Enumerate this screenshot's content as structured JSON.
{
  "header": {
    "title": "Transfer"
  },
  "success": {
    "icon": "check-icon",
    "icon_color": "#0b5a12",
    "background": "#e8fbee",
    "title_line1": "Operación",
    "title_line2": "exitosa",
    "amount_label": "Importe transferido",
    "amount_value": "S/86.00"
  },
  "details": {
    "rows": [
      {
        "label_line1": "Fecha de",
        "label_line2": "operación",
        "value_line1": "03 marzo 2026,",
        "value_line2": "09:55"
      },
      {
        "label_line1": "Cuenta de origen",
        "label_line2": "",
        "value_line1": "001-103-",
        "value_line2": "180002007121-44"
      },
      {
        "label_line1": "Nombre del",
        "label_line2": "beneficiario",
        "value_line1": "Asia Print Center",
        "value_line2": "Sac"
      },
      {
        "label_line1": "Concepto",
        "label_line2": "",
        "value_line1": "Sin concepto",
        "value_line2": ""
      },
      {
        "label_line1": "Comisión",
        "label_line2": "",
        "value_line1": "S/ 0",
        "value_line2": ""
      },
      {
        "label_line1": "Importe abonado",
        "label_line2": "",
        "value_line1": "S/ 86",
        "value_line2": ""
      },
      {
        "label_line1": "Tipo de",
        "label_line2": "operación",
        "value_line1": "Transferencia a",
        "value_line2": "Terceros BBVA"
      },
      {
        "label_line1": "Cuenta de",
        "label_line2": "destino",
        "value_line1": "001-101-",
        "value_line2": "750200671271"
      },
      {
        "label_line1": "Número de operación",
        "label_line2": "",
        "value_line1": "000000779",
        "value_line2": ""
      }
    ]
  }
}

--- Stated goal ---
Every line of the material must be returned exactly as it appears.

--- Reply ---
Enumerate this screenshot's content as structured JSON.
{
  "header": {
    "title": "Transfer"
  },
  "success": {
    "icon": "check-icon",
    "icon_color": "#0b5a12",
    "background": "#e8fbee",
    "title_line1": "Operación",
    "title_line2": "exitosa",
    "amount_label": "Importe transferido",
    "amount_value": "S/86.00"
  },
  "details": {
    "rows": [
      {
        "label_line1": "Fecha de",
        "label_line2": "operación",
        "value_line1": "03 marzo 2026,",
        "value_line2": "09:55"
      },
      {
        "label_line1": "Cuenta de origen",
        "label_line2": "",
        "value_line1": "001-103-",
        "value_line2": "180002007121-44"
      },
      {
        "label_line1": "Nombre del",
        "label_line2": "beneficiario",
        "value_line1": "Asia Print Center",
        "value_line2": "Sac"
      },
      {
        "label_line1": "Concepto",
        "label_line2": "",
        "value_line1": "Sin concepto",
        "value_line2": ""
      },
      {
        "label_line1": "Comisión",
        "label_line2": "",
        "value_line1": "S/ 0",
        "value_line2": ""
      },
      {
        "label_line1": "Importe abonado",
        "label_line2": "",
        "value_line1": "S/ 86",
        "value_line2": ""
      },
      {
        "label_line1": "Tipo de",
        "label_line2": "operación",
        "value_line1": "Transferencia a",
        "value_line2": "Terceros BBVA"
      },
      {
        "label_line1": "Cuenta de",
        "label_line2": "destino",
        "value_line1": "001-101-",
        "value_line2": "750200671271"
      },
      {
        "label_line1": "Número de operación",
        "label_line2": "",
        "value_line1": "000000779",
        "value_line2": ""
      }
    ]
  }
}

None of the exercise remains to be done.